▶ **AIM**
All lines in which the word "text" occurs are to be extracted.

Stored records

□ □ □

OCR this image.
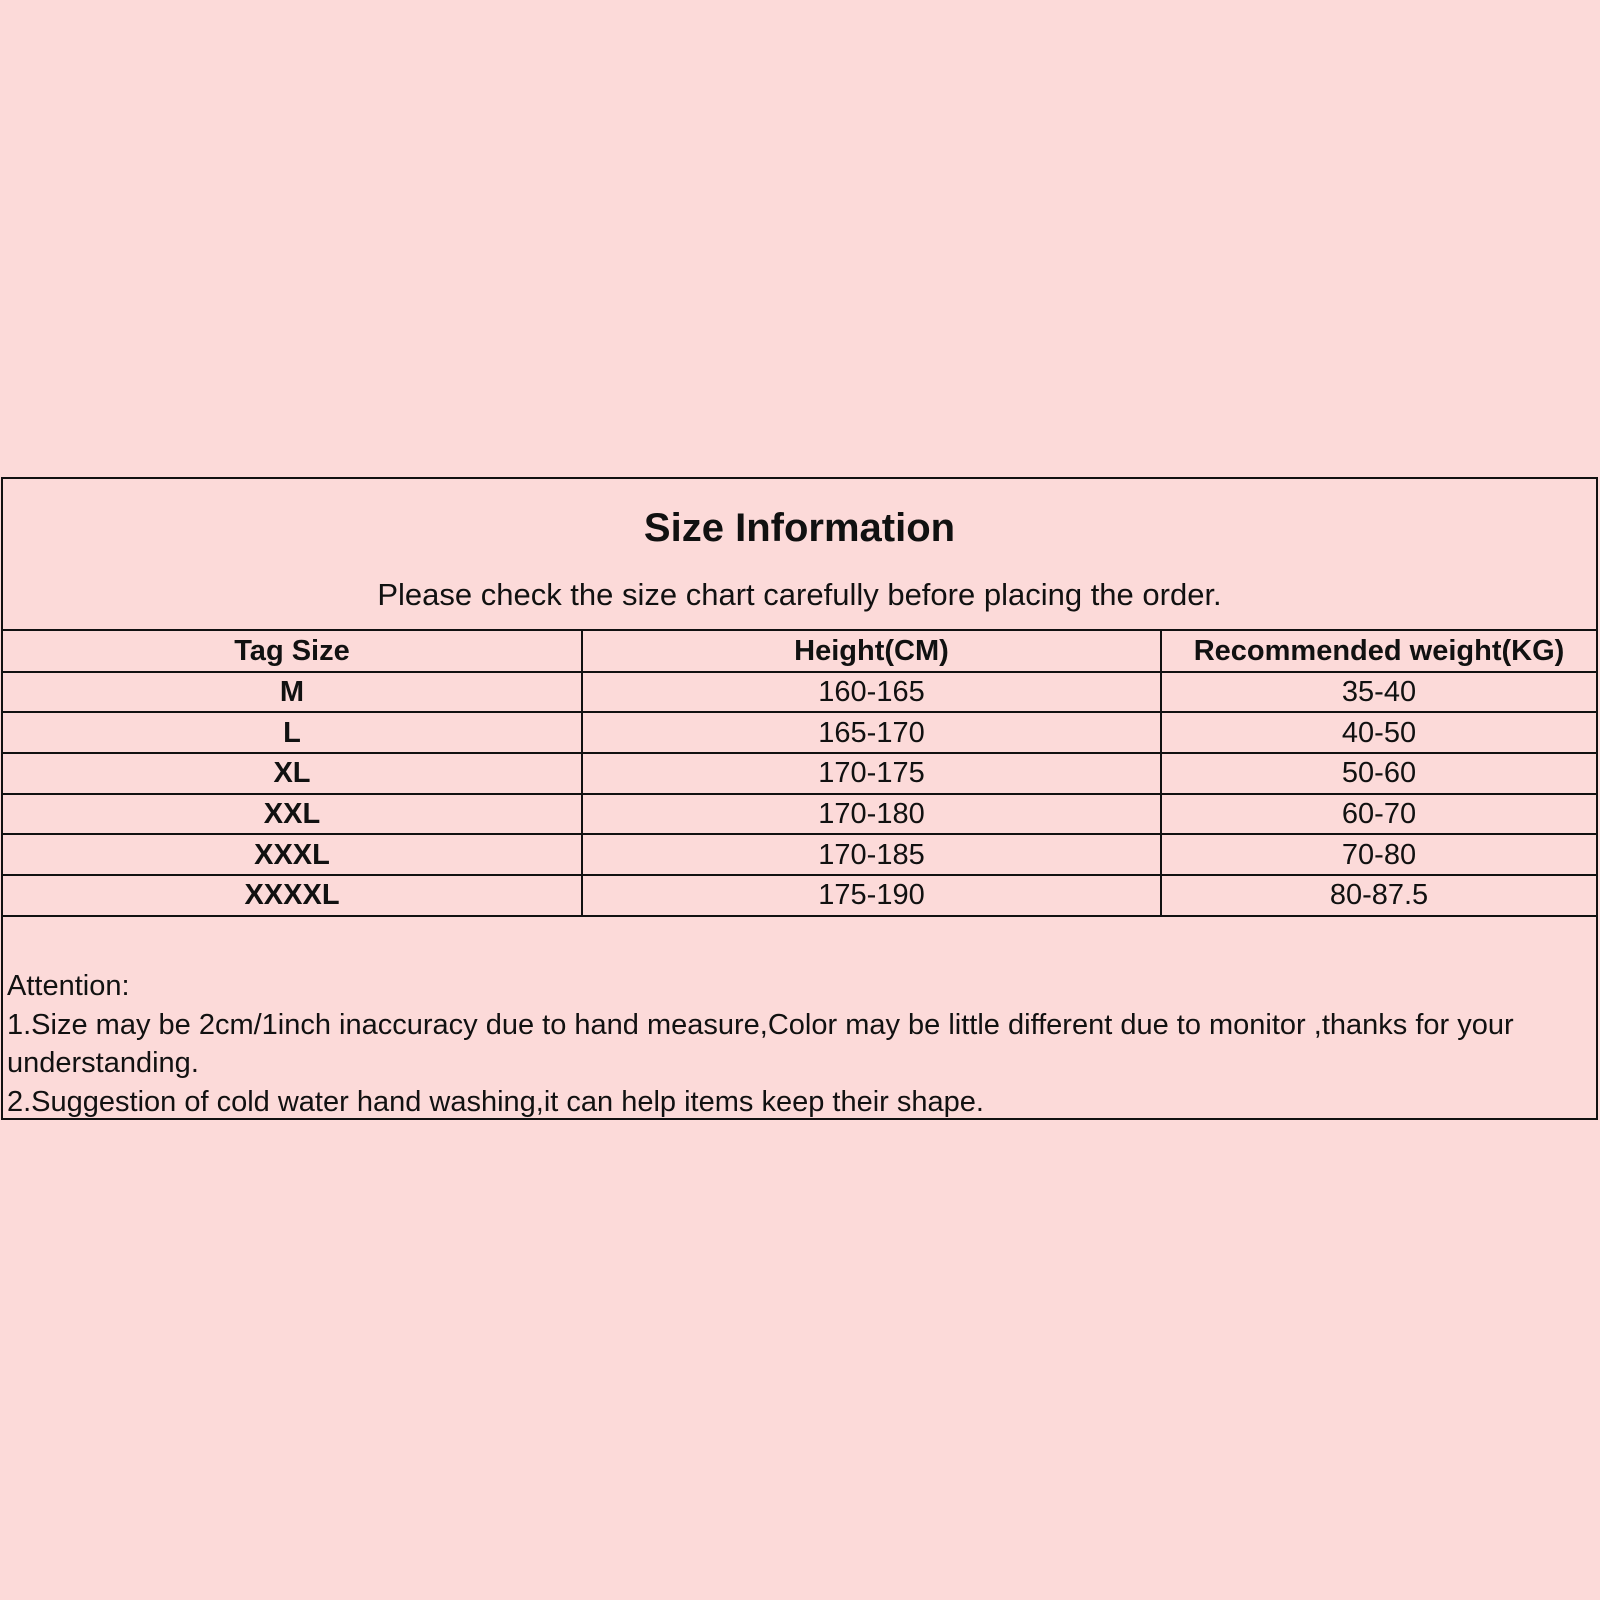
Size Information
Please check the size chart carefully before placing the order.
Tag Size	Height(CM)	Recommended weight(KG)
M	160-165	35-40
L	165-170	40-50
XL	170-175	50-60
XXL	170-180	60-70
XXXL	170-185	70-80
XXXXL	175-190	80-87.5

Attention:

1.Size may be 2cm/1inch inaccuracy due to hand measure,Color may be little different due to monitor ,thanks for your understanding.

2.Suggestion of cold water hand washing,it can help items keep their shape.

□ □ □

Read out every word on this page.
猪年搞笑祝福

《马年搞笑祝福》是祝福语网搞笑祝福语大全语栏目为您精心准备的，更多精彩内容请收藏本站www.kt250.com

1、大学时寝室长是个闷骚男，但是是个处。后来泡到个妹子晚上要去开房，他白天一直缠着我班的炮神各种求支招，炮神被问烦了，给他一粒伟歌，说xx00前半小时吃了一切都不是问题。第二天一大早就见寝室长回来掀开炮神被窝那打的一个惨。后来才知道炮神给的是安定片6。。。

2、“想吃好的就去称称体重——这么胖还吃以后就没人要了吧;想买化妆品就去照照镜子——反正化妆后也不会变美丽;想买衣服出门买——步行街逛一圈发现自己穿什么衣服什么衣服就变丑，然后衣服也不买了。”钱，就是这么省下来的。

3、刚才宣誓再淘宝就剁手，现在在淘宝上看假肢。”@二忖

□ □ □

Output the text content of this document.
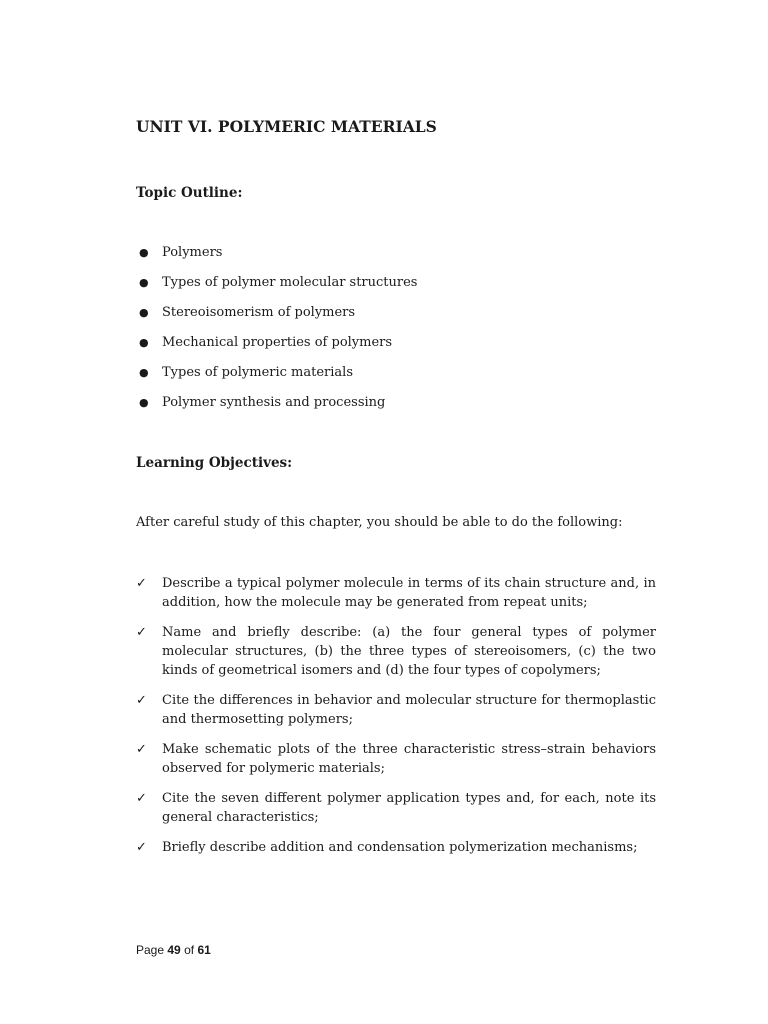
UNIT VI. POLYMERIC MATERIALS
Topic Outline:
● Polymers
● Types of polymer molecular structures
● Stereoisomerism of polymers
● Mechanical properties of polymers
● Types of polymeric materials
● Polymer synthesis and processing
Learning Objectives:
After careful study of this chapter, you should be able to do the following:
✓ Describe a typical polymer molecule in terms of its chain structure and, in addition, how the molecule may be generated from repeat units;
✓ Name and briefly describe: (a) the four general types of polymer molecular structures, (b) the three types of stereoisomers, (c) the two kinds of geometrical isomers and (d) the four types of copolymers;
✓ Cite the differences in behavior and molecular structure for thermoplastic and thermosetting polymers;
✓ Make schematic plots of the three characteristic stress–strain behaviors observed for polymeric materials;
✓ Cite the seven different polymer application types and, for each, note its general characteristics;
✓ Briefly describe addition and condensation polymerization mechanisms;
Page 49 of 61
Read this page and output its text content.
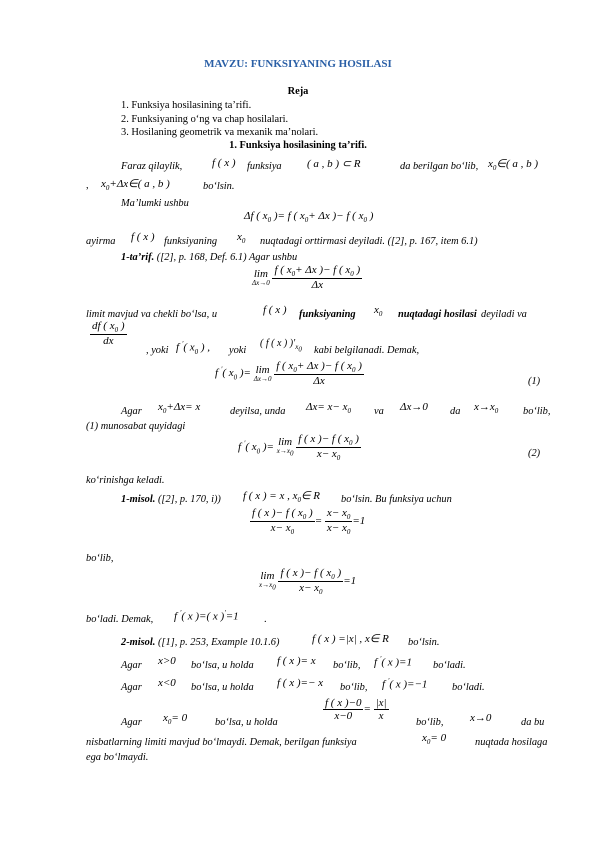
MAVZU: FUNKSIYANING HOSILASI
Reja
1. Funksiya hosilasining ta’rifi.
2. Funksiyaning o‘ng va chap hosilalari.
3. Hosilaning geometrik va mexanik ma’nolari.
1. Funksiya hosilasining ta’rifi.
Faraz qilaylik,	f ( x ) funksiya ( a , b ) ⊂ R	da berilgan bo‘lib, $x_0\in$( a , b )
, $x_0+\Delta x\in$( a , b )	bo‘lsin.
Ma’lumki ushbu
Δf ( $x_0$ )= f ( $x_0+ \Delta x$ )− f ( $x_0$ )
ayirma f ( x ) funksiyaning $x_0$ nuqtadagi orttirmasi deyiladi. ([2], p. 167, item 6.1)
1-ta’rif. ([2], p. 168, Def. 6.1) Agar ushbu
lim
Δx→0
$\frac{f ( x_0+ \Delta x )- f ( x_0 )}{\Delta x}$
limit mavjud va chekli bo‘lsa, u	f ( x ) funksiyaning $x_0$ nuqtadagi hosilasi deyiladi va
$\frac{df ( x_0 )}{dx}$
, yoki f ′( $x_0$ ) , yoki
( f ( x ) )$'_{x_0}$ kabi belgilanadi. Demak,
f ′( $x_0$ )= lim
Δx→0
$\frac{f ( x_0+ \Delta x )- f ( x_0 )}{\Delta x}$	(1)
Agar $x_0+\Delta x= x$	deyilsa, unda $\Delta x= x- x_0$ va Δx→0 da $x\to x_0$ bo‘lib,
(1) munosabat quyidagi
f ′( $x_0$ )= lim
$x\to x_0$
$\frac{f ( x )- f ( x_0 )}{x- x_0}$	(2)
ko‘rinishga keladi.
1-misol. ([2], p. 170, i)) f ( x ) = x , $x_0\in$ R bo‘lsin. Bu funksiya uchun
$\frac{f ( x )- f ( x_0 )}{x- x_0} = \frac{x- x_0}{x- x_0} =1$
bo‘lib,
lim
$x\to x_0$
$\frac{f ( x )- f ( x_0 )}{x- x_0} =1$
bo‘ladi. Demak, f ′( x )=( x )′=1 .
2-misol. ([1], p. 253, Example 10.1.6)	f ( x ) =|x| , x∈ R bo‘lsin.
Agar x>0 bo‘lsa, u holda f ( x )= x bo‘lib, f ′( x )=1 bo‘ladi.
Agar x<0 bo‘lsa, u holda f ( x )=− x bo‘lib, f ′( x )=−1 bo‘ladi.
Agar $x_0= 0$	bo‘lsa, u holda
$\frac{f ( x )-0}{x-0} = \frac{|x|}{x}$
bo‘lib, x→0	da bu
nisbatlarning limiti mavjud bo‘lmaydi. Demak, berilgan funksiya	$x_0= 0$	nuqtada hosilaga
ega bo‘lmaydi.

□ □ □

▶ **RESULT OF THIS EXERCISE**
Output the text content of this document.
Read this page and output its text content.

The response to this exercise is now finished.